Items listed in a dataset
——————————

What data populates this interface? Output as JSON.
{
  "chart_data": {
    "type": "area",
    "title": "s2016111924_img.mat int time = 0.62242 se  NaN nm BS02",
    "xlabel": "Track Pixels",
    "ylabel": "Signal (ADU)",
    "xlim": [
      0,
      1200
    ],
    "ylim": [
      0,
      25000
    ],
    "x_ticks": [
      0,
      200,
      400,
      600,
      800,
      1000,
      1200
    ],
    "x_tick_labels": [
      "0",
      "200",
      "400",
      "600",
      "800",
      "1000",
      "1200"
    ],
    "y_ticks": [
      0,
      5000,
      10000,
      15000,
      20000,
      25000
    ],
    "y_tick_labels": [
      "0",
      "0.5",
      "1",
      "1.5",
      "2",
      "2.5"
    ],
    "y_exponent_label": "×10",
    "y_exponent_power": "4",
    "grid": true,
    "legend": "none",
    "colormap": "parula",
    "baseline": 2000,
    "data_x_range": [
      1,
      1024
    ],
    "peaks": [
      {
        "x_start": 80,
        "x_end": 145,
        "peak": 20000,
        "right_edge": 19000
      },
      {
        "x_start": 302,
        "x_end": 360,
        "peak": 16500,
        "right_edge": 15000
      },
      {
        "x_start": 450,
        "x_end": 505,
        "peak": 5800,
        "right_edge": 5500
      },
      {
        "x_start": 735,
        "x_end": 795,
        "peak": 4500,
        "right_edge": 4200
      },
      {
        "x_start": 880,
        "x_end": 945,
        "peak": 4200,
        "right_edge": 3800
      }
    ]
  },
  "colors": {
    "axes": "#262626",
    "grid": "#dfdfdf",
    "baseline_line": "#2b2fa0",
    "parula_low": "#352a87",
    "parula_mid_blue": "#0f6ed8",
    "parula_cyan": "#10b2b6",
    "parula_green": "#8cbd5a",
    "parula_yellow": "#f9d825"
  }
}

——————————

#### YOUR OBJECTIVE:
All of the entries should be written out again exactly.

#### EXERCISE OUTPUT:
What data populates this interface? Output as JSON.
{
  "chart_data": {
    "type": "area",
    "title": "s2016111924_img.mat int time = 0.62242 se  NaN nm BS02",
    "xlabel": "Track Pixels",
    "ylabel": "Signal (ADU)",
    "xlim": [
      0,
      1200
    ],
    "ylim": [
      0,
      25000
    ],
    "x_ticks": [
      0,
      200,
      400,
      600,
      800,
      1000,
      1200
    ],
    "x_tick_labels": [
      "0",
      "200",
      "400",
      "600",
      "800",
      "1000",
      "1200"
    ],
    "y_ticks": [
      0,
      5000,
      10000,
      15000,
      20000,
      25000
    ],
    "y_tick_labels": [
      "0",
      "0.5",
      "1",
      "1.5",
      "2",
      "2.5"
    ],
    "y_exponent_label": "×10",
    "y_exponent_power": "4",
    "grid": true,
    "legend": "none",
    "colormap": "parula",
    "baseline": 2000,
    "data_x_range": [
      1,
      1024
    ],
    "peaks": [
      {
        "x_start": 80,
        "x_end": 145,
        "peak": 20000,
        "right_edge": 19000
      },
      {
        "x_start": 302,
        "x_end": 360,
        "peak": 16500,
        "right_edge": 15000
      },
      {
        "x_start": 450,
        "x_end": 505,
        "peak": 5800,
        "right_edge": 5500
      },
      {
        "x_start": 735,
        "x_end": 795,
        "peak": 4500,
        "right_edge": 4200
      },
      {
        "x_start": 880,
        "x_end": 945,
        "peak": 4200,
        "right_edge": 3800
      }
    ]
  },
  "colors": {
    "axes": "#262626",
    "grid": "#dfdfdf",
    "baseline_line": "#2b2fa0",
    "parula_low": "#352a87",
    "parula_mid_blue": "#0f6ed8",
    "parula_cyan": "#10b2b6",
    "parula_green": "#8cbd5a",
    "parula_yellow": "#f9d825"
  }
}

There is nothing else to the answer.